[Stored entries]
"""

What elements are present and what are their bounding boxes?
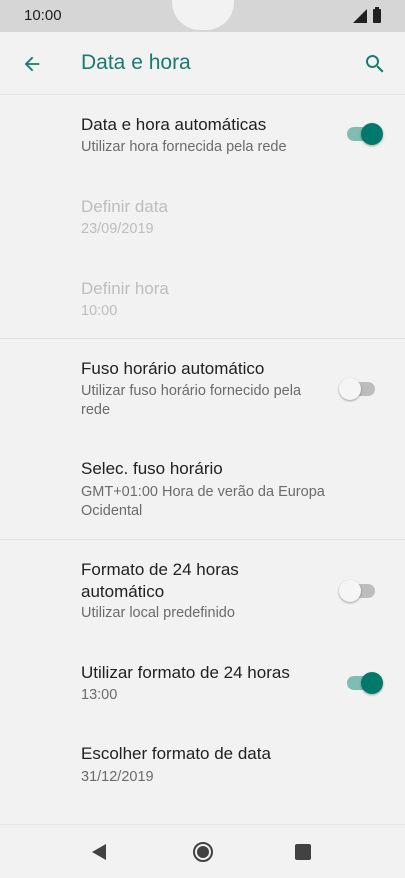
- search-button[interactable]: [357, 46, 393, 82]
- setting-auto-timezone[interactable]: Fuso horário automático Utilizar fuso ho…: [0, 339, 405, 440]
- setting-subtitle: Utilizar hora fornecida pela rede: [81, 139, 287, 155]
- nav-home-icon[interactable]: [193, 842, 213, 862]
- setting-value: 31/12/2019: [81, 769, 154, 785]
- navigation-bar: [0, 824, 405, 878]
- setting-title: Fuso horário automático: [81, 359, 265, 378]
- use-24h-toggle[interactable]: [347, 671, 383, 695]
- page-title: Data e hora: [81, 51, 191, 74]
- camera-notch: [160, 0, 246, 32]
- nav-back-icon[interactable]: [92, 844, 106, 860]
- back-button[interactable]: [14, 46, 50, 82]
- setting-title: Selec. fuso horário: [81, 459, 223, 478]
- nav-recents-icon[interactable]: [295, 844, 311, 860]
- search-icon: [366, 55, 384, 73]
- arrow-left-icon: [24, 56, 40, 72]
- setting-title: Escolher formato de data: [81, 744, 271, 763]
- setting-title: Data e hora automáticas: [81, 115, 267, 134]
- auto-datetime-toggle[interactable]: [347, 122, 383, 146]
- setting-title: Formato de 24 horas automático: [81, 560, 239, 601]
- setting-date-format[interactable]: Escolher formato de data 31/12/2019: [0, 725, 405, 807]
- setting-title: Utilizar formato de 24 horas: [81, 663, 290, 682]
- setting-subtitle: Utilizar fuso horário fornecido pela red…: [81, 383, 302, 418]
- status-bar: 10:00: [0, 0, 405, 32]
- setting-auto-datetime[interactable]: Data e hora automáticas Utilizar hora fo…: [0, 96, 405, 178]
- setting-value: 10:00: [81, 303, 118, 319]
- signal-icon: [353, 9, 367, 23]
- setting-value: 23/09/2019: [81, 221, 154, 237]
- setting-value: 13:00: [81, 687, 118, 703]
- setting-title: Definir data: [81, 197, 168, 216]
- battery-icon: [373, 7, 381, 23]
- setting-select-timezone[interactable]: Selec. fuso horário GMT+01:00 Hora de ve…: [0, 440, 405, 539]
- auto-24h-toggle[interactable]: [339, 579, 375, 603]
- setting-set-date: Definir data 23/09/2019: [0, 178, 405, 260]
- setting-title: Definir hora: [81, 279, 169, 298]
- setting-use-24h[interactable]: Utilizar formato de 24 horas 13:00: [0, 642, 405, 725]
- auto-timezone-toggle[interactable]: [339, 377, 375, 401]
- setting-auto-24h[interactable]: Formato de 24 horas automático Utilizar …: [0, 540, 405, 642]
- setting-subtitle: Utilizar local predefinido: [81, 605, 235, 621]
- app-bar: Data e hora: [0, 32, 405, 95]
- status-time: 10:00: [24, 7, 62, 24]
- setting-value: GMT+01:00 Hora de verão da Europa Ociden…: [81, 484, 325, 519]
- setting-set-time: Definir hora 10:00: [0, 260, 405, 338]
- system-icons: [353, 7, 381, 24]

"""

Convert every line of the items above into a JSON list of strings, one string per line, skipping blank lines. Leave the picture placeholders out of your answer.

## SOLUTION BELOW
[
  "What elements are present and what are their bounding boxes?",
  "- search-button[interactable]: [357, 46, 393, 82]",
  "- setting-auto-timezone[interactable]: Fuso horário automático Utilizar fuso ho…: [0, 339, 405, 440]",
  "- setting-subtitle: Utilizar hora fornecida pela rede: [81, 139, 287, 155]",
  "- nav-home-icon[interactable]: [193, 842, 213, 862]",
  "- setting-value: 31/12/2019: [81, 769, 154, 785]",
  "- navigation-bar: [0, 824, 405, 878]",
  "- setting-title: Fuso horário automático: [81, 359, 265, 378]",
  "- use-24h-toggle[interactable]: [347, 671, 383, 695]",
  "- page-title: Data e hora: [81, 51, 191, 74]",
  "- camera-notch: [160, 0, 246, 32]",
  "- nav-back-icon[interactable]: [92, 844, 106, 860]",
  "- back-button[interactable]: [14, 46, 50, 82]",
  "- setting-title: Selec. fuso horário: [81, 459, 223, 478]",
  "- nav-recents-icon[interactable]: [295, 844, 311, 860]",
  "- search-icon: [366, 55, 384, 73]",
  "- arrow-left-icon: [24, 56, 40, 72]",
  "- setting-title: Escolher formato de data: [81, 744, 271, 763]",
  "- setting-title: Data e hora automáticas: [81, 115, 267, 134]",
  "- auto-datetime-toggle[interactable]: [347, 122, 383, 146]",
  "- setting-title: Formato de 24 horas automático: [81, 560, 239, 601]",
  "- setting-date-format[interactable]: Escolher formato de data 31/12/2019: [0, 725, 405, 807]",
  "- setting-title: Utilizar formato de 24 horas: [81, 663, 290, 682]",
  "- setting-subtitle: Utilizar fuso horário fornecido pela red…: [81, 383, 302, 418]",
  "- status-bar: 10:00: [0, 0, 405, 32]",
  "- setting-auto-datetime[interactable]: Data e hora automáticas Utilizar hora fo…: [0, 96, 405, 178]",
  "- setting-value: 10:00: [81, 303, 118, 319]",
  "- signal-icon: [353, 9, 367, 23]",
  "- setting-value: 23/09/2019: [81, 221, 154, 237]",
  "- setting-value: 13:00: [81, 687, 118, 703]",
  "- setting-title: Definir data: [81, 197, 168, 216]",
  "- battery-icon: [373, 7, 381, 23]",
  "- setting-select-timezone[interactable]: Selec. fuso horário GMT+01:00 Hora de ve…: [0, 440, 405, 539]",
  "- auto-24h-toggle[interactable]: [339, 579, 375, 603]",
  "- setting-set-date: Definir data 23/09/2019: [0, 178, 405, 260]",
  "- setting-title: Definir hora: [81, 279, 169, 298]",
  "- setting-use-24h[interactable]: Utilizar formato de 24 horas 13:00: [0, 642, 405, 725]",
  "- auto-timezone-toggle[interactable]: [339, 377, 375, 401]",
  "- setting-auto-24h[interactable]: Formato de 24 horas automático Utilizar …: [0, 540, 405, 642]",
  "- setting-subtitle: Utilizar local predefinido: [81, 605, 235, 621]",
  "- app-bar: Data e hora: [0, 32, 405, 95]",
  "- status-time: 10:00: [24, 7, 62, 24]",
  "- setting-value: GMT+01:00 Hora de verão da Europa Ociden…: [81, 484, 325, 519]",
  "- setting-set-time: Definir hora 10:00: [0, 260, 405, 338]",
  "- system-icons: [353, 7, 381, 24]"
]